**Document text**
[START]

Monitoring Law-Abiding Americans
By Phyllis Schlafly
December 30, 1998
Hiding behind the unprecedented headlines of the last few weeks,
"Big Brother" government has been steadily expanding its encroachments on our
personal privacy. What we thought was one of the most benign and beloved of federal
agencies, the Federal Deposit Insurance Corporation (FDIC), proposed a revolutionary
regulation called 1 "Know Your Customer."
The proposed FDIC regulation would require each bank to do the
following: determine the identity of all its customers, determine each customer's sources
of funds; determine each customer's normal and expected bank transactions; monitor the
activity of each account, looking for deposits and withdrawals that are inconsistent with
the expected pattern of financial transactions; and report any transactions that someone
might call "suspicious."
Wow! Did you think that freedom in America includes the freedom to
manage your own money without the government looking over your shoulder? Well, think
again.
"Know Your Customer" will enter a profile of all your
financial transactions on the bank's database. The bank will maintain a computer record of
the amounts you normally deposit each month and the sources of the money (e.g., your
weekly paycheck, your Social Security, your stock dividends) and the amounts you normally
withdraw each month (e.g., rent or mortgage, automobile payment, food, utilities, credit
card payment, cash for pocket money).
Then, if you deviate significantly from this pattern (such as by
earning some extra money or buying or selling a car), your once-friendly bank will report
the "inconsistent" transactions to a federal database.

[END]

**Records**
[START]

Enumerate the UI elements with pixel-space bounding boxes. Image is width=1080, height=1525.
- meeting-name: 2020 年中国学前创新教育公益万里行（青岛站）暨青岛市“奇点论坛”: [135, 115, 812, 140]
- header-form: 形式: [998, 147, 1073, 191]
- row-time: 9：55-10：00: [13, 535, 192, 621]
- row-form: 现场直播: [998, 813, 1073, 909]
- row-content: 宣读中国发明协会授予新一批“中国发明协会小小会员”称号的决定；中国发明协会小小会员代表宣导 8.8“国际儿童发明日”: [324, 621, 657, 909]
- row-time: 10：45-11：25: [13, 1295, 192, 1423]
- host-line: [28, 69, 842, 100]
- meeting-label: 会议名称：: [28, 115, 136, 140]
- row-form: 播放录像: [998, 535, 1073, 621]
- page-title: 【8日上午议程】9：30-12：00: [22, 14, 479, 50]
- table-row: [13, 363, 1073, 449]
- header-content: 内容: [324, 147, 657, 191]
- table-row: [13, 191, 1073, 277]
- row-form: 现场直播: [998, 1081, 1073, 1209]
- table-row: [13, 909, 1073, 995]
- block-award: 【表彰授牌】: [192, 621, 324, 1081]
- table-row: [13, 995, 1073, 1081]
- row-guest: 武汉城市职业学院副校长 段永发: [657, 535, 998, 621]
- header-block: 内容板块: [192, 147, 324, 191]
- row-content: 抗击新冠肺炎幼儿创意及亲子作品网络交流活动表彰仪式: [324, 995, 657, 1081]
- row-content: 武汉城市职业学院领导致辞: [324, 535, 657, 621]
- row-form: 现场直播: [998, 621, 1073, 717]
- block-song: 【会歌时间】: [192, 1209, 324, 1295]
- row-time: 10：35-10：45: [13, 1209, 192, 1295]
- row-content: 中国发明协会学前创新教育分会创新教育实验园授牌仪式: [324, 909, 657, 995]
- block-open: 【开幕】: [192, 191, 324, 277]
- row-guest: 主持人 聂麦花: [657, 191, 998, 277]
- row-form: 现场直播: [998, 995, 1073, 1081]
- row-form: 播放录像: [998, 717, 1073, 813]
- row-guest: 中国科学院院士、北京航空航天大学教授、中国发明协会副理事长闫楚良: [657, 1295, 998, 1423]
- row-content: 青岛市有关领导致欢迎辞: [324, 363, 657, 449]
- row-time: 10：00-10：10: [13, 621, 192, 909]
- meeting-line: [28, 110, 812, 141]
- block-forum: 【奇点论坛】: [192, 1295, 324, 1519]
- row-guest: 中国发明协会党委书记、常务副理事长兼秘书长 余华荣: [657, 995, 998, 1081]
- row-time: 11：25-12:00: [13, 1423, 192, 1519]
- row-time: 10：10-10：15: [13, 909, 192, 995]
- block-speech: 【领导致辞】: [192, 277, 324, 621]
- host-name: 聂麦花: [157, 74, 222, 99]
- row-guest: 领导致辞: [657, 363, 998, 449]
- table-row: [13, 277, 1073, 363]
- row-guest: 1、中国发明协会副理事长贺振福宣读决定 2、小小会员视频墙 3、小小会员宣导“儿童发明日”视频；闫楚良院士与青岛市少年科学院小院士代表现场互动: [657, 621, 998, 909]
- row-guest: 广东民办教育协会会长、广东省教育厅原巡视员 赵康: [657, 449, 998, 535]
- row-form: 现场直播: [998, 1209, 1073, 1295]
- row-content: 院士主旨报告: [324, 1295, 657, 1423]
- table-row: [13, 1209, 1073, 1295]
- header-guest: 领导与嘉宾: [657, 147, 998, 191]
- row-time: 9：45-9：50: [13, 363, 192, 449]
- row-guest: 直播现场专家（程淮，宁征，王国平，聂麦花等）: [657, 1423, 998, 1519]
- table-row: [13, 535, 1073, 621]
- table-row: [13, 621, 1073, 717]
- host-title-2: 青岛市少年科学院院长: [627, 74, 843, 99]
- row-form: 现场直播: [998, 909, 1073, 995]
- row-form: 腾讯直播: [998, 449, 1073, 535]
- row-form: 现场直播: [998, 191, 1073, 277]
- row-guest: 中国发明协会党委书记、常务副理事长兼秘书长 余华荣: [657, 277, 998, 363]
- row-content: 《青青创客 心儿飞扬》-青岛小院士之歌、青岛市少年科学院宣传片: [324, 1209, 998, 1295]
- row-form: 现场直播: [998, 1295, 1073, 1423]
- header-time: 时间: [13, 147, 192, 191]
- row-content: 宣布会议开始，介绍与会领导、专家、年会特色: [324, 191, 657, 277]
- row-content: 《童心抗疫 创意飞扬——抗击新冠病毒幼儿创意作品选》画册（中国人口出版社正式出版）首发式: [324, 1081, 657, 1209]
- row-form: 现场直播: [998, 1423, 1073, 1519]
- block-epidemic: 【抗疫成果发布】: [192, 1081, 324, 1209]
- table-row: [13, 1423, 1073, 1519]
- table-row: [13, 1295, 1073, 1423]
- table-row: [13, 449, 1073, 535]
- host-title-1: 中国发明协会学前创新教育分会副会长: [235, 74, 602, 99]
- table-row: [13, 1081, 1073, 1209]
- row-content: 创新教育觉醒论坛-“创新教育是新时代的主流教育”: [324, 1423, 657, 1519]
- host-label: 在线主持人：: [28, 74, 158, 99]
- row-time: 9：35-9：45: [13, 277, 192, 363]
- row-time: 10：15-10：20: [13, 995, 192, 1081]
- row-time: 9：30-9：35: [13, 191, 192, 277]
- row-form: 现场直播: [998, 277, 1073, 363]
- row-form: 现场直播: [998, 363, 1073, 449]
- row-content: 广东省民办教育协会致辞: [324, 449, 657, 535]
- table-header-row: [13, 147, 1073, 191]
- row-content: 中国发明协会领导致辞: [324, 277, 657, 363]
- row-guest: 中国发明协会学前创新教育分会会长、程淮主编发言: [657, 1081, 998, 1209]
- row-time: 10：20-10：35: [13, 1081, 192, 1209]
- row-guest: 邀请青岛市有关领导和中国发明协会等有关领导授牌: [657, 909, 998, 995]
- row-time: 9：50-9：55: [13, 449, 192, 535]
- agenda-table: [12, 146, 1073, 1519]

[END]

**Exercise requirements**
**A)** In the article, what is the name of the regulation the FDIC proposed?
**B)** Reproduce the passage of the article starting at "Then, if you" and ending at "a federal database.".
The rows were taken from a different source than the article.

**Task answers**
**A)** "Know Your Customer."

**B)**
Then, if you deviate significantly from this pattern (such as by
earning some extra money or buying or selling a car), your once-friendly bank will report
the "inconsistent" transactions to a federal database.